[Start of Attachment]

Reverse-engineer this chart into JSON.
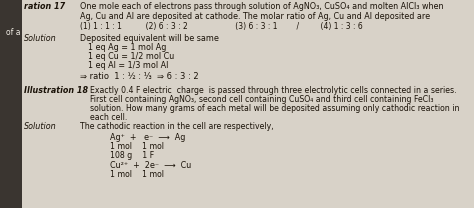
{
  "bg_color": "#c8c4bc",
  "page_bg": "#d8d2c8",
  "margin_bg": "#3a3530",
  "text_color": "#1a1208",
  "label_color": "#f0ece4",
  "figsize": [
    4.74,
    2.08
  ],
  "dpi": 100,
  "title_label": "ration 17",
  "title_text": "One mole each of electrons pass through solution of AgNO₃, CuSO₄ and molten AlCl₃ when",
  "line2": "Ag, Cu and Al are deposited at cathode. The molar ratio of Ag, Cu and Al deposited are",
  "options": "(1) 1 : 1 : 1          (2) 6 : 3 : 2                    (3) 6 : 3 : 1        /         (4) 1 : 3 : 6",
  "solution_label": "Solution",
  "sol_line1": "Deposited equivalent will be same",
  "sol_line2": "1 eq Ag = 1 mol Ag",
  "sol_line3": "1 eq Cu = 1/2 mol Cu",
  "sol_line4": "1 eq Al = 1/3 mol Al",
  "sol_line5": "⇒ ratio  1 : ½ : ⅓  ⇒ 6 : 3 : 2",
  "illus18_label": "Illustration 18",
  "illus18_text1": "Exactly 0.4 F electric  charge  is passed through three electrolytic cells connected in a series.",
  "illus18_text2": "First cell containing AgNO₃, second cell containing CuSO₄ and third cell containing FeCl₃",
  "illus18_text3": "solution. How many grams of each metal will be deposited assuming only cathodic reaction in",
  "illus18_text4": "each cell.",
  "sol18_label": "Solution",
  "sol18_line1": "The cathodic reaction in the cell are respectively,",
  "sol18_line2": "Ag⁺  +   e⁻  ⟶  Ag",
  "sol18_line3": "1 mol    1 mol",
  "sol18_line4": "108 g    1 F",
  "sol18_line5": "Cu²⁺  +  2e⁻  ⟶  Cu",
  "sol18_line6": "1 mol    1 mol",
  "ofa_text": "of a"
}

[End of Attachment]

# REQUIREMENT:
Above is a listing with pictures. Write it out exactly without them.

# REPLY:
Reverse-engineer this chart into JSON.
{
  "bg_color": "#c8c4bc",
  "page_bg": "#d8d2c8",
  "margin_bg": "#3a3530",
  "text_color": "#1a1208",
  "label_color": "#f0ece4",
  "figsize": [
    4.74,
    2.08
  ],
  "dpi": 100,
  "title_label": "ration 17",
  "title_text": "One mole each of electrons pass through solution of AgNO₃, CuSO₄ and molten AlCl₃ when",
  "line2": "Ag, Cu and Al are deposited at cathode. The molar ratio of Ag, Cu and Al deposited are",
  "options": "(1) 1 : 1 : 1          (2) 6 : 3 : 2                    (3) 6 : 3 : 1        /         (4) 1 : 3 : 6",
  "solution_label": "Solution",
  "sol_line1": "Deposited equivalent will be same",
  "sol_line2": "1 eq Ag = 1 mol Ag",
  "sol_line3": "1 eq Cu = 1/2 mol Cu",
  "sol_line4": "1 eq Al = 1/3 mol Al",
  "sol_line5": "⇒ ratio  1 : ½ : ⅓  ⇒ 6 : 3 : 2",
  "illus18_label": "Illustration 18",
  "illus18_text1": "Exactly 0.4 F electric  charge  is passed through three electrolytic cells connected in a series.",
  "illus18_text2": "First cell containing AgNO₃, second cell containing CuSO₄ and third cell containing FeCl₃",
  "illus18_text3": "solution. How many grams of each metal will be deposited assuming only cathodic reaction in",
  "illus18_text4": "each cell.",
  "sol18_label": "Solution",
  "sol18_line1": "The cathodic reaction in the cell are respectively,",
  "sol18_line2": "Ag⁺  +   e⁻  ⟶  Ag",
  "sol18_line3": "1 mol    1 mol",
  "sol18_line4": "108 g    1 F",
  "sol18_line5": "Cu²⁺  +  2e⁻  ⟶  Cu",
  "sol18_line6": "1 mol    1 mol",
  "ofa_text": "of a"
}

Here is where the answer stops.